-- Start Available data --

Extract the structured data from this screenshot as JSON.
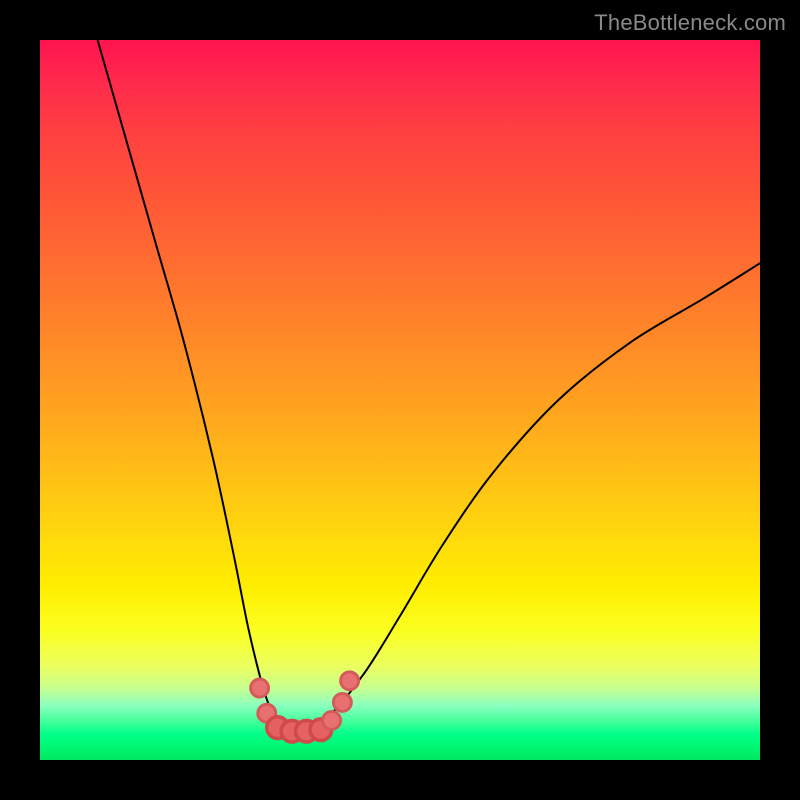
{
  "watermark": "TheBottleneck.com",
  "chart_data": {
    "type": "line",
    "title": "",
    "xlabel": "",
    "ylabel": "",
    "xlim": [
      0,
      100
    ],
    "ylim": [
      0,
      100
    ],
    "grid": false,
    "curve": {
      "x": [
        8,
        12,
        16,
        20,
        24,
        27,
        29,
        31,
        32.5,
        34,
        36,
        40,
        45,
        50,
        56,
        63,
        72,
        82,
        92,
        100
      ],
      "y": [
        100,
        86,
        72,
        58,
        42,
        28,
        18,
        10,
        6,
        4,
        4,
        6,
        12,
        20,
        30,
        40,
        50,
        58,
        64,
        69
      ]
    },
    "points": {
      "x": [
        30.5,
        31.5,
        33,
        35,
        37,
        39,
        40.5,
        42,
        43
      ],
      "y": [
        10,
        6.5,
        4.5,
        4,
        4,
        4.2,
        5.5,
        8,
        11
      ]
    }
  },
  "colors": {
    "background": "#000000",
    "curve": "#000000",
    "points": "#e87070",
    "watermark": "#888a8c"
  }
}
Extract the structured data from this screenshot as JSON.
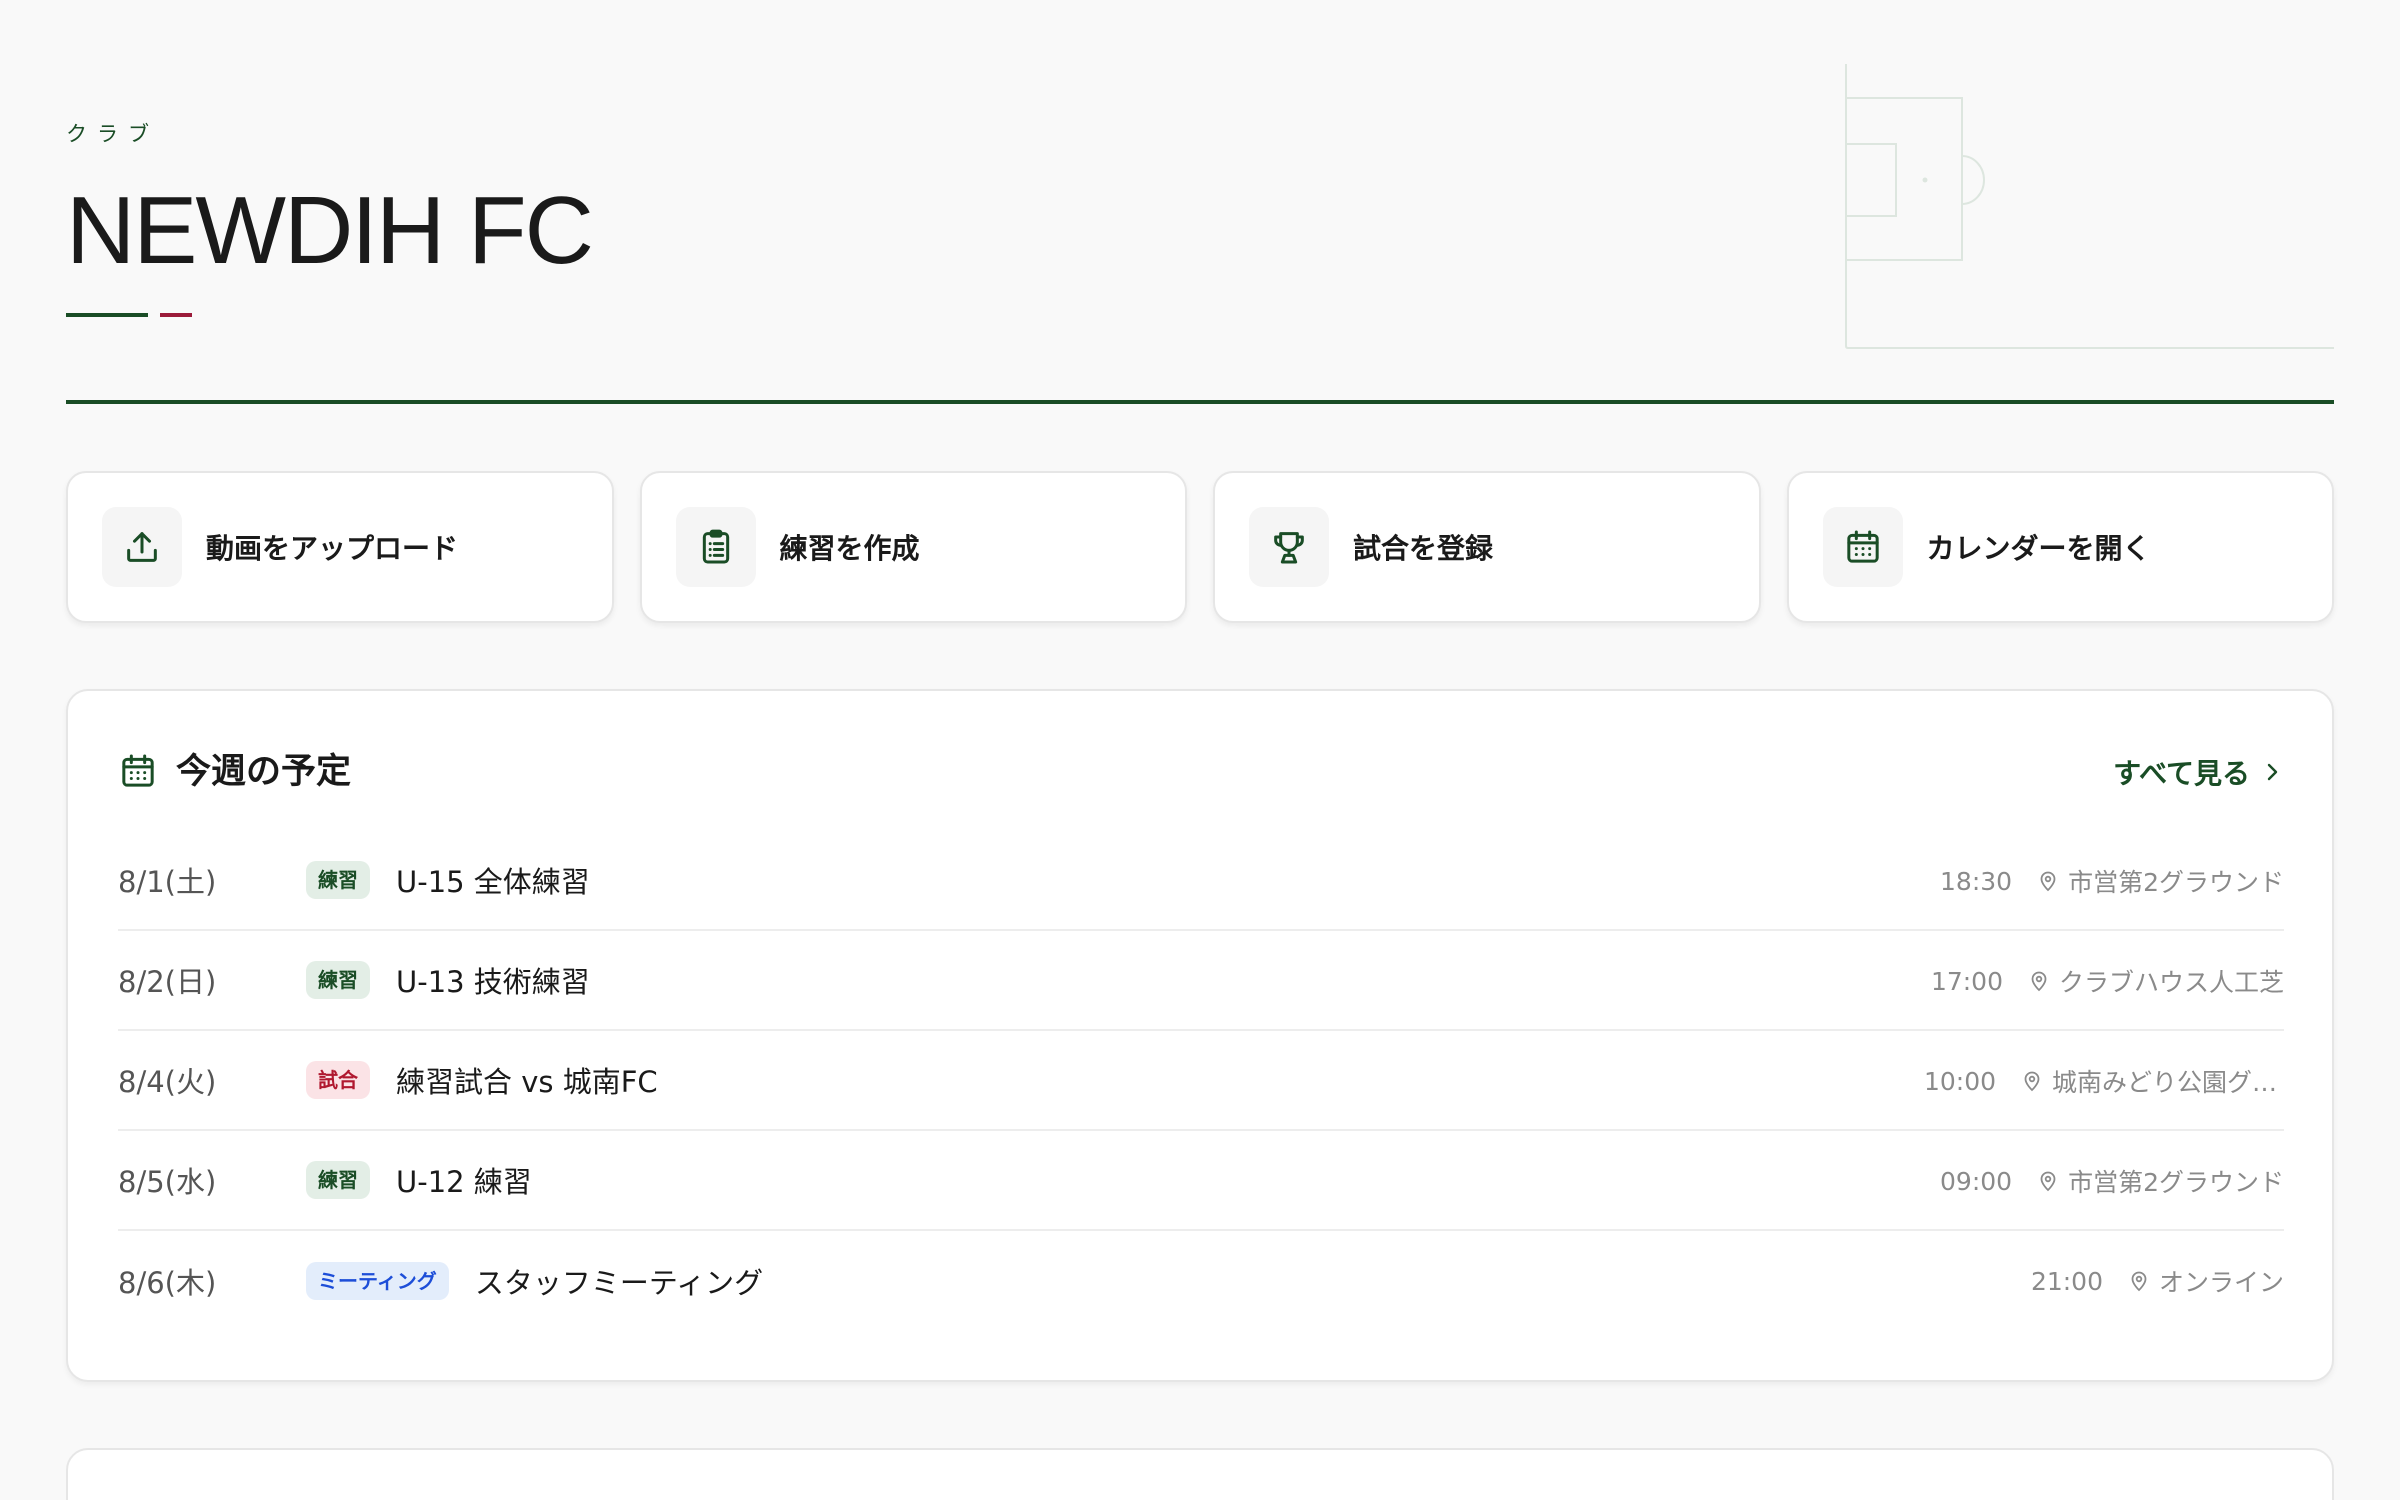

-- End Available data --

• [Short task]: Transcribe every entry word for word, but skip the pictures.

• [Result]:
Extract the structured data from this screenshot as JSON.
{
  "watermark": "TheBottleneck.com",
  "chart_data": {
    "type": "line",
    "title": "",
    "xlabel": "",
    "ylabel": "",
    "xlim": [
      0,
      100
    ],
    "ylim": [
      0,
      100
    ],
    "grid": false,
    "curve": {
      "x": [
        8,
        12,
        16,
        20,
        24,
        27,
        29,
        31,
        32.5,
        34,
        36,
        40,
        45,
        50,
        56,
        63,
        72,
        82,
        92,
        100
      ],
      "y": [
        100,
        86,
        72,
        58,
        42,
        28,
        18,
        10,
        6,
        4,
        4,
        6,
        12,
        20,
        30,
        40,
        50,
        58,
        64,
        69
      ]
    },
    "points": {
      "x": [
        30.5,
        31.5,
        33,
        35,
        37,
        39,
        40.5,
        42,
        43
      ],
      "y": [
        10,
        6.5,
        4.5,
        4,
        4,
        4.2,
        5.5,
        8,
        11
      ]
    }
  },
  "colors": {
    "background": "#000000",
    "curve": "#000000",
    "points": "#e87070",
    "watermark": "#888a8c"
  }
}
Extract the structured data from this screenshot as JSON.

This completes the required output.